REQUIREMENTS —
Which lines include the word "arrow"? Copy each of them.

EXERCISE INPUTS —
※

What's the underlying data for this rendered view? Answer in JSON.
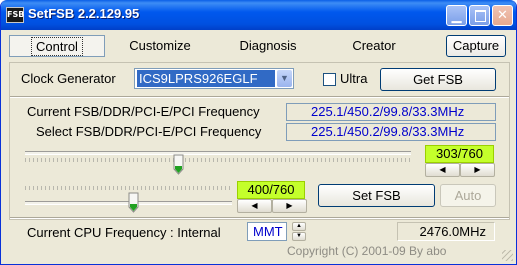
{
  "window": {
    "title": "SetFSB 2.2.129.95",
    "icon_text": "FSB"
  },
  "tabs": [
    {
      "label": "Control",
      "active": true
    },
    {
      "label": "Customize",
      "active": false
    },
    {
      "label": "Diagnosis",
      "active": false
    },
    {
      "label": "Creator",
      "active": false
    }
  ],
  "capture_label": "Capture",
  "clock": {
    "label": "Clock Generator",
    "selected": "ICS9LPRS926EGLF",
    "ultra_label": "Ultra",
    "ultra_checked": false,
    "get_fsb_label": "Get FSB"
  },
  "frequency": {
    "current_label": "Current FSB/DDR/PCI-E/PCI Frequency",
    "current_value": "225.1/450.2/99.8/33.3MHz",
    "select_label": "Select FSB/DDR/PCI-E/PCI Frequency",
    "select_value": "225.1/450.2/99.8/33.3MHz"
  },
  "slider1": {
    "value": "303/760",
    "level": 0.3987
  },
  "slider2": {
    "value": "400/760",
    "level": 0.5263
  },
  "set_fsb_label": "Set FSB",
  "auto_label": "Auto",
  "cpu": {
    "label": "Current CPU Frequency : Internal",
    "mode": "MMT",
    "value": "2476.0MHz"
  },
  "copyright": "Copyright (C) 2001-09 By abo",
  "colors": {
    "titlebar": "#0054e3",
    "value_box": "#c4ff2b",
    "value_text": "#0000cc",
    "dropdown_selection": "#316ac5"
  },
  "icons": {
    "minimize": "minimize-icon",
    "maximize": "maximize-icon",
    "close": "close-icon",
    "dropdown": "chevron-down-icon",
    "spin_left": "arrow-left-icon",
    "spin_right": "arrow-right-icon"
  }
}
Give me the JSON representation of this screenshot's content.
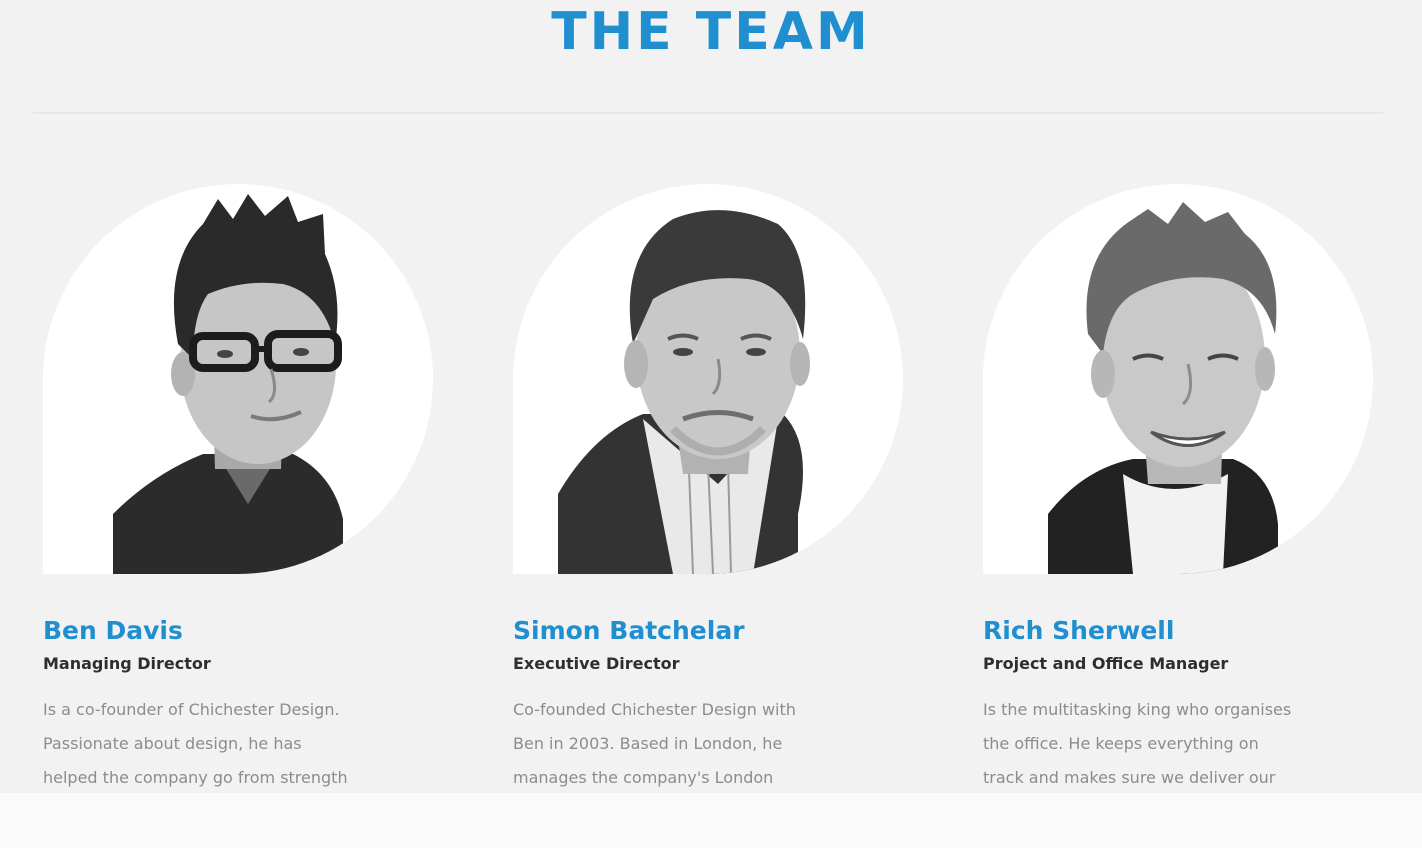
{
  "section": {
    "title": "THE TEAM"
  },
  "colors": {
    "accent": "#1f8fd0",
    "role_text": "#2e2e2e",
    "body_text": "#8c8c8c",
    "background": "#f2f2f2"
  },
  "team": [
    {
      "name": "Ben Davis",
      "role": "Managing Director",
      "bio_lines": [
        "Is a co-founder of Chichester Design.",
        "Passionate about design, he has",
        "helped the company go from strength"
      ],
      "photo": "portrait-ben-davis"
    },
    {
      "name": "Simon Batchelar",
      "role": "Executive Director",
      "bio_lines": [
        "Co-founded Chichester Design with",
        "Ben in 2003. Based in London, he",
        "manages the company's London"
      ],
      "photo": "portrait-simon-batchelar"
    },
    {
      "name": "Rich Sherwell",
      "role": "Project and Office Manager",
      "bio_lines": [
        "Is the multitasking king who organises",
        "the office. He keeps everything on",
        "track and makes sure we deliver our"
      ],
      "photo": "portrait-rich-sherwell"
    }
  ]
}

※

ANSWER TO THIS PROBLEM —
    "spin_left": "arrow-left-icon",
    "spin_right": "arrow-right-icon"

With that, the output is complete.